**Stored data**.

****************************************

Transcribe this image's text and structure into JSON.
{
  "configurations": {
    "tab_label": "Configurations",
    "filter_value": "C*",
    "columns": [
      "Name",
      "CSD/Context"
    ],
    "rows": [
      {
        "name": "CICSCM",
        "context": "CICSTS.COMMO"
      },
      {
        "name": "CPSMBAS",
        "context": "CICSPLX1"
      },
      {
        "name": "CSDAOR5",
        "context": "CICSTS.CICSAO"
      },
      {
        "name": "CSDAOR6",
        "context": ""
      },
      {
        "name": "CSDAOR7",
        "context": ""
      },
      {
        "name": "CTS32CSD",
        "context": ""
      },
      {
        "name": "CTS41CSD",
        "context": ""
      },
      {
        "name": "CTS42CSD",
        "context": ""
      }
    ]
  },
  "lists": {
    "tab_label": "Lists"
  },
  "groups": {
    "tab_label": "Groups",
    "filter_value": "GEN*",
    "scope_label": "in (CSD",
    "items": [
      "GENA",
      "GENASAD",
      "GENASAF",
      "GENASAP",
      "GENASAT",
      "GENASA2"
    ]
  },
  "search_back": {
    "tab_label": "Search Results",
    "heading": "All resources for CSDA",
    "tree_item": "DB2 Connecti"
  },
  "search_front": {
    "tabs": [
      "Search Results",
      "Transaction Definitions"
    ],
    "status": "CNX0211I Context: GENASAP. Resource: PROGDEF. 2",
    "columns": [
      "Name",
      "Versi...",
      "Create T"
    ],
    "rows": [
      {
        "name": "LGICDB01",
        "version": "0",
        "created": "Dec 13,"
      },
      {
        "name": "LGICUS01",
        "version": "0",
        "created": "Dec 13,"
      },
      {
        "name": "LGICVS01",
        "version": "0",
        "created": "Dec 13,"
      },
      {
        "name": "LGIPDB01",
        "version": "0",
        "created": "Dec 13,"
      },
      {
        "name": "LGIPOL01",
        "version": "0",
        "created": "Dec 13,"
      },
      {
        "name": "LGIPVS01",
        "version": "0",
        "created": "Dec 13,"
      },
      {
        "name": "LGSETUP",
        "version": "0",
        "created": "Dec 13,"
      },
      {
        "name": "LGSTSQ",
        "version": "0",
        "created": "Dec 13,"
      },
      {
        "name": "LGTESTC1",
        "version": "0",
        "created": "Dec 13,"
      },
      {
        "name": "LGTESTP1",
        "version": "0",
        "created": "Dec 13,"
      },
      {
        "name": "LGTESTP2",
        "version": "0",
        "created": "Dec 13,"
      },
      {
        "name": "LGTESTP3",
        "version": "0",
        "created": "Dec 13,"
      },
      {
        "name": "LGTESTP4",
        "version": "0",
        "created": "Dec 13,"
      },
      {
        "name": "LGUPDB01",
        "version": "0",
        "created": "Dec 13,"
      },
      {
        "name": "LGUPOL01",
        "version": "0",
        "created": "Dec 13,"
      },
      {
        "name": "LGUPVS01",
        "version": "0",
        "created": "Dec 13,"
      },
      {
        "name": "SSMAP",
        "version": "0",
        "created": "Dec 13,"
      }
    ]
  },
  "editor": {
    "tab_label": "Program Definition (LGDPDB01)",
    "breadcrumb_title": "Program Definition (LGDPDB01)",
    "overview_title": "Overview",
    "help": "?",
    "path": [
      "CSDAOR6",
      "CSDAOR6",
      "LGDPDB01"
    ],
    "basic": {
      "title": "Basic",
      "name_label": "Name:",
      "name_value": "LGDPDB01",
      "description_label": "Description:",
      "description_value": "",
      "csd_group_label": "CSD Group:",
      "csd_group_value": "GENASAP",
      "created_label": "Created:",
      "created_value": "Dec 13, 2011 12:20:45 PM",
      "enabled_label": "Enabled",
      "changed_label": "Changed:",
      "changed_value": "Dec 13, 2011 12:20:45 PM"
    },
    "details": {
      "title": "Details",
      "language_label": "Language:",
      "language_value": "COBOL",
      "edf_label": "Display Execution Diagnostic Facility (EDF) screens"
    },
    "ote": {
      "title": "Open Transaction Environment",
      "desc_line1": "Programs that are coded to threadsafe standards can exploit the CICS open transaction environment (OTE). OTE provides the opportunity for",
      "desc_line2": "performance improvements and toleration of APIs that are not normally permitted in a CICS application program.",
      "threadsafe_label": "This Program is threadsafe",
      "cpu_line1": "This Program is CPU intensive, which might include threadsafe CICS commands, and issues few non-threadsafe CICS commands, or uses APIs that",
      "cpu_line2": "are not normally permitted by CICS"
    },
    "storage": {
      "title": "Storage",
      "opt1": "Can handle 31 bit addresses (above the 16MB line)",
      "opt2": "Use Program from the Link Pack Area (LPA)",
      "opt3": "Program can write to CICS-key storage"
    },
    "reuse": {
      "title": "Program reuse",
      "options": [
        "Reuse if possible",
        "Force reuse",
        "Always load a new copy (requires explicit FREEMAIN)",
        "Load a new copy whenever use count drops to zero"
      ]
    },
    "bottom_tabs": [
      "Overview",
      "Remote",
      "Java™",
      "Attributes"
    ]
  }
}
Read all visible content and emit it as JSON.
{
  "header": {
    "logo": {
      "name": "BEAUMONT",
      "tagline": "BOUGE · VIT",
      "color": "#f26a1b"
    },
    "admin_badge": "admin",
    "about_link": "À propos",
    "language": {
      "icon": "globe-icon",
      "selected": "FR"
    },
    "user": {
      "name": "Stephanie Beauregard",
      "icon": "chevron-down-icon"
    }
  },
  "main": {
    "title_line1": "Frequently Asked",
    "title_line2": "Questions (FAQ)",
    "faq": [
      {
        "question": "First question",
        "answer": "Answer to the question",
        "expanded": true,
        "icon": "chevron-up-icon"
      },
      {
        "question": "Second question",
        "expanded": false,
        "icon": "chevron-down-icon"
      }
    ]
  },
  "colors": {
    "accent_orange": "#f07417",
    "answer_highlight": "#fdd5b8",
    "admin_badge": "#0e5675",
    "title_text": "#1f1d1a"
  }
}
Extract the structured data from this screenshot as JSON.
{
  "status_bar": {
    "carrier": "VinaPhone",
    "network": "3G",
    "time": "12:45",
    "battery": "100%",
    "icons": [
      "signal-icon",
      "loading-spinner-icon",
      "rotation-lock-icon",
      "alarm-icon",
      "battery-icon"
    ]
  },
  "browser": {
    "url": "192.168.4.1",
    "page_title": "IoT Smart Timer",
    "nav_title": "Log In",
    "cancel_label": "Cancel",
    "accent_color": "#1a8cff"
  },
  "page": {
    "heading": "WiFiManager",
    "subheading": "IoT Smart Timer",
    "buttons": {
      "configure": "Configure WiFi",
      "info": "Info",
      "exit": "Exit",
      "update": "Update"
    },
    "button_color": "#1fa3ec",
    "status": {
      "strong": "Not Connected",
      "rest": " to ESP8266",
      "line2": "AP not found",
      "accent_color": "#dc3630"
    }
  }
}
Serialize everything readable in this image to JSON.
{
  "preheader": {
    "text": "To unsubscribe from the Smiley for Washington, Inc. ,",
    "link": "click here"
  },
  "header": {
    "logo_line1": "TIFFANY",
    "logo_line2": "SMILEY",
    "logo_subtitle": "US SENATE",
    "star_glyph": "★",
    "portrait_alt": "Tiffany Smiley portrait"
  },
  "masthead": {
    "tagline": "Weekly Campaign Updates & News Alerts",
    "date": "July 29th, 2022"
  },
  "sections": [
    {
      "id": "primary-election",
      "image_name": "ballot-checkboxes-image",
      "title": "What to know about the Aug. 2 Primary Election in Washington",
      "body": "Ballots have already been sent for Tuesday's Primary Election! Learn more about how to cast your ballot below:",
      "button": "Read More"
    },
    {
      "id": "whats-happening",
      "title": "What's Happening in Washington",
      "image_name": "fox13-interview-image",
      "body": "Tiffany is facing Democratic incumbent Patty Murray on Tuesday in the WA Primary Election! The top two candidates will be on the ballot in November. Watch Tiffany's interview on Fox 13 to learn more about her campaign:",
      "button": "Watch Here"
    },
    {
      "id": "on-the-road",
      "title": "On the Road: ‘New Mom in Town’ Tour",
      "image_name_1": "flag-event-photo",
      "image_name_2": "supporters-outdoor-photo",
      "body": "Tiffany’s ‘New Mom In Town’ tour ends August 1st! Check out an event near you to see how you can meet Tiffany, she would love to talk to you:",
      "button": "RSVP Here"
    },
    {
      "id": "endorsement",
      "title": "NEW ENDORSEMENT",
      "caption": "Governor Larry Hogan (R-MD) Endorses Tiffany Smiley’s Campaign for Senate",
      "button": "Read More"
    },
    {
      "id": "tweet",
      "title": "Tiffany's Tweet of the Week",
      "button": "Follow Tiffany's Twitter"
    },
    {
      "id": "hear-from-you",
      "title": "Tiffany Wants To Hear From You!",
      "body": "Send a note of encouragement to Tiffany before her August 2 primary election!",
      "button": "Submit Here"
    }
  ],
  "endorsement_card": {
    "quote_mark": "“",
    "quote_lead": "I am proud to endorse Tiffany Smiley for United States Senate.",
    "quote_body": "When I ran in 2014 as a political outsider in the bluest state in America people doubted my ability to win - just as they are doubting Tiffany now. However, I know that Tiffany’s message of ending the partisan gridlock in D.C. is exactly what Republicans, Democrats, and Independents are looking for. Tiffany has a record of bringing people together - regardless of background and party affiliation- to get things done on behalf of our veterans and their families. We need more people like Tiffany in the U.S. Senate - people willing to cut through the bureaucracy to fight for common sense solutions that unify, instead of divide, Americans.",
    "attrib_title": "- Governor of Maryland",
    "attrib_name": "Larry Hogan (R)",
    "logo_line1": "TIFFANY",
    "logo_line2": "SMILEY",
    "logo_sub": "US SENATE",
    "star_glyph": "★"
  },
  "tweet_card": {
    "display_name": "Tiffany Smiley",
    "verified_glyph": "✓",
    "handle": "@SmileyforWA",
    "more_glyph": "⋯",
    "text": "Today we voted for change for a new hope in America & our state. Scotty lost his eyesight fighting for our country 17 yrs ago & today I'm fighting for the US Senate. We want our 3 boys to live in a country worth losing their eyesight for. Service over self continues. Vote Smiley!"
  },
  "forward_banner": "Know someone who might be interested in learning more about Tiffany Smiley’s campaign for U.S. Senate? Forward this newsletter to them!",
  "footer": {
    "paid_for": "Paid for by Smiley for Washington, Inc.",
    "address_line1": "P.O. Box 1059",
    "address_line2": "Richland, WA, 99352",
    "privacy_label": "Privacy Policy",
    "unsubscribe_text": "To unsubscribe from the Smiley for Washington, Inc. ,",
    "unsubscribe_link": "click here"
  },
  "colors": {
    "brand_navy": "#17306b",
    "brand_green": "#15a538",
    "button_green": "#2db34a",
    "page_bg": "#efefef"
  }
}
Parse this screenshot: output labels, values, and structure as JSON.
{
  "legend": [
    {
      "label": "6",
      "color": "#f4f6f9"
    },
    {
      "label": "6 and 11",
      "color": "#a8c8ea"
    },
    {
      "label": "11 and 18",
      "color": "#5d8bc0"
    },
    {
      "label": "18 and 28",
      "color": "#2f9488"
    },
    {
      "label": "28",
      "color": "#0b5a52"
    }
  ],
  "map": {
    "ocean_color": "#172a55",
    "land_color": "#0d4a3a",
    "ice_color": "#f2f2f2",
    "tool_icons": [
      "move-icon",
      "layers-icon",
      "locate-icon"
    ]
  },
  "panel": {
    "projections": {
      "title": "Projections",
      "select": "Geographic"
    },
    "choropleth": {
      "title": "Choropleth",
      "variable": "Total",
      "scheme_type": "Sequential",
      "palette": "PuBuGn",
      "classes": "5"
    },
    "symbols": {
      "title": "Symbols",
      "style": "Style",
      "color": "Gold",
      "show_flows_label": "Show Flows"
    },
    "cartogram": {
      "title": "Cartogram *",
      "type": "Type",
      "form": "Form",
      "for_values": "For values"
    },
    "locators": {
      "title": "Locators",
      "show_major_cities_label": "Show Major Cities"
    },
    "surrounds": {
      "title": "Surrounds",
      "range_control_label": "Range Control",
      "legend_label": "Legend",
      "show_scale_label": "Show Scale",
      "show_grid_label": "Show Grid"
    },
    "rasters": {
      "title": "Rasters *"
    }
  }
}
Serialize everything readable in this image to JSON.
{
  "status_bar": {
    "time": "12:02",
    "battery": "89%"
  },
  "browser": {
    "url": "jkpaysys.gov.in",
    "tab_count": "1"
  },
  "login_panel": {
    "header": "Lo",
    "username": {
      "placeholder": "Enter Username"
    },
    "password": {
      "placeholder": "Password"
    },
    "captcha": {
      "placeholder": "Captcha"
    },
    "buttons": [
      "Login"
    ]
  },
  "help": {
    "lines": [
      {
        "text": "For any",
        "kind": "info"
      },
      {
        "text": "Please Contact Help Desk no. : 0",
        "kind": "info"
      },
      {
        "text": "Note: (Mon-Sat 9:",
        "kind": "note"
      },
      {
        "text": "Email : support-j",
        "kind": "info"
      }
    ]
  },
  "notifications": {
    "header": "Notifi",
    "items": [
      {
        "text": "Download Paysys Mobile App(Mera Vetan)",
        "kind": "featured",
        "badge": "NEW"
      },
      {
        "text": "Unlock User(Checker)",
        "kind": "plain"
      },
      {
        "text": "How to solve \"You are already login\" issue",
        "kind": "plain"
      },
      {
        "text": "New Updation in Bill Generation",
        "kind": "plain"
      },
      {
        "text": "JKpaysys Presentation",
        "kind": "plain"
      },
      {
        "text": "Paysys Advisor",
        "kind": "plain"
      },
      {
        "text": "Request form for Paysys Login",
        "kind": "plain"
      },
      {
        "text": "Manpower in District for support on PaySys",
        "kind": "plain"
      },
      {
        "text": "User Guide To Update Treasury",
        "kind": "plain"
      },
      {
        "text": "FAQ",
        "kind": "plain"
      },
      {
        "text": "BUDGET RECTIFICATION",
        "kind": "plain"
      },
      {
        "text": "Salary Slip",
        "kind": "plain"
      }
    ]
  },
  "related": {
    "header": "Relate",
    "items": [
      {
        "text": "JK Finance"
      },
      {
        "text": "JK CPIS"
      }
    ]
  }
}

****************************************

**Do this**. Of the lines in the listing, how many hold the word "normally"? Nothing but the number is needed.

**Answer for this exercise**. 2